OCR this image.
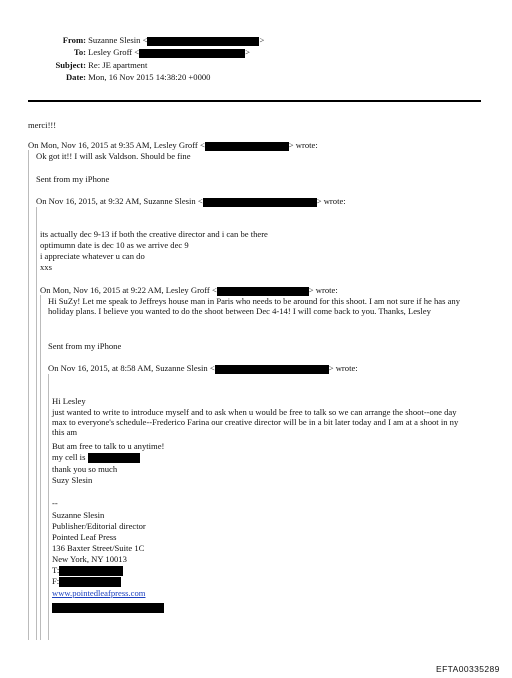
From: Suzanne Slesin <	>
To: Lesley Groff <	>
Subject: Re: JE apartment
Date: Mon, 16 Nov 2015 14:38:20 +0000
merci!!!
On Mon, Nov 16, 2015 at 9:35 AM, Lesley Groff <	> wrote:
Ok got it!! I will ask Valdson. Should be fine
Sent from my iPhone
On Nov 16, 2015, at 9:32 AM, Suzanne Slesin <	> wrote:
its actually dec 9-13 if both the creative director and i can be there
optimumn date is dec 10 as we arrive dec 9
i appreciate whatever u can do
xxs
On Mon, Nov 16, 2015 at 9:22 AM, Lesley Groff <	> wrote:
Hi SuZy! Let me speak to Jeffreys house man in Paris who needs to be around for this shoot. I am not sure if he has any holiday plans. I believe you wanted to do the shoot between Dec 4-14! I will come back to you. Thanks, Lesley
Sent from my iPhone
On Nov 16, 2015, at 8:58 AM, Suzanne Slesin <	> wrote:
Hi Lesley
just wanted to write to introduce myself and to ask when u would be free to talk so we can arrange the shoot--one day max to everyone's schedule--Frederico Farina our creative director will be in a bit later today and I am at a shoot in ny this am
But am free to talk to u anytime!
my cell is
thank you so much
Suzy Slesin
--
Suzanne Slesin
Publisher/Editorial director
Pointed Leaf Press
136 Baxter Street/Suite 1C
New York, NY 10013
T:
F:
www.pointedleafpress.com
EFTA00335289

□ □ □ □ □ □ □

From the data above, gather every line that includes the word "this".

**Completed exercise**:
OCR this image.
Hi SuZy! Let me speak to Jeffreys house man in Paris who needs to be around for this shoot. I am not sure if he has any holiday plans. I believe you wanted to do the shoot between Dec 4-14! I will come back to you. Thanks, Lesley
just wanted to write to introduce myself and to ask when u would be free to talk so we can arrange the shoot--one day max to everyone's schedule--Frederico Farina our creative director will be in a bit later today and I am at a shoot in ny this am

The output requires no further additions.